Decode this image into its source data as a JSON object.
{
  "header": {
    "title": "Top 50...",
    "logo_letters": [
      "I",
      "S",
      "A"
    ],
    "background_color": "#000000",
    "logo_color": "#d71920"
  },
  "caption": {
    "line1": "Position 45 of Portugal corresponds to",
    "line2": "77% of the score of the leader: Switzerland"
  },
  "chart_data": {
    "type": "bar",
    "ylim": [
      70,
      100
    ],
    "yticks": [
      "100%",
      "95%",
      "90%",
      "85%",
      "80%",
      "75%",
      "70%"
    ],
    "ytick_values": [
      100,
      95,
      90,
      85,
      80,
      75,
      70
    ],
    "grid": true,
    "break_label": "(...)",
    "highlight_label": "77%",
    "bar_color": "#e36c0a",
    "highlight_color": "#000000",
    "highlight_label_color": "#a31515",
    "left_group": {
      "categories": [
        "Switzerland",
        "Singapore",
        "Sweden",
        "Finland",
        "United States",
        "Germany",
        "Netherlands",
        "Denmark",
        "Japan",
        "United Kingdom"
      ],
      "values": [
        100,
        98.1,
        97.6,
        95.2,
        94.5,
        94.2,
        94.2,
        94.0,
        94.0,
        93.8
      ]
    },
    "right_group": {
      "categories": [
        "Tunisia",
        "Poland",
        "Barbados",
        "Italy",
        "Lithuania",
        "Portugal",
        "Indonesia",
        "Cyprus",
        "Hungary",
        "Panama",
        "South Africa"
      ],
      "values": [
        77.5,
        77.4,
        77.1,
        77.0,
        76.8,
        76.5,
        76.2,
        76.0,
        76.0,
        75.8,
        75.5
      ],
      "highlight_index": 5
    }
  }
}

◆ **Goal**: From the records above, please extract every line and repeat it exactly.

◆ **Output for this task**:
Decode this image into its source data as a JSON object.
{
  "header": {
    "title": "Top 50...",
    "logo_letters": [
      "I",
      "S",
      "A"
    ],
    "background_color": "#000000",
    "logo_color": "#d71920"
  },
  "caption": {
    "line1": "Position 45 of Portugal corresponds to",
    "line2": "77% of the score of the leader: Switzerland"
  },
  "chart_data": {
    "type": "bar",
    "ylim": [
      70,
      100
    ],
    "yticks": [
      "100%",
      "95%",
      "90%",
      "85%",
      "80%",
      "75%",
      "70%"
    ],
    "ytick_values": [
      100,
      95,
      90,
      85,
      80,
      75,
      70
    ],
    "grid": true,
    "break_label": "(...)",
    "highlight_label": "77%",
    "bar_color": "#e36c0a",
    "highlight_color": "#000000",
    "highlight_label_color": "#a31515",
    "left_group": {
      "categories": [
        "Switzerland",
        "Singapore",
        "Sweden",
        "Finland",
        "United States",
        "Germany",
        "Netherlands",
        "Denmark",
        "Japan",
        "United Kingdom"
      ],
      "values": [
        100,
        98.1,
        97.6,
        95.2,
        94.5,
        94.2,
        94.2,
        94.0,
        94.0,
        93.8
      ]
    },
    "right_group": {
      "categories": [
        "Tunisia",
        "Poland",
        "Barbados",
        "Italy",
        "Lithuania",
        "Portugal",
        "Indonesia",
        "Cyprus",
        "Hungary",
        "Panama",
        "South Africa"
      ],
      "values": [
        77.5,
        77.4,
        77.1,
        77.0,
        76.8,
        76.5,
        76.2,
        76.0,
        76.0,
        75.8,
        75.5
      ],
      "highlight_index": 5
    }
  }
}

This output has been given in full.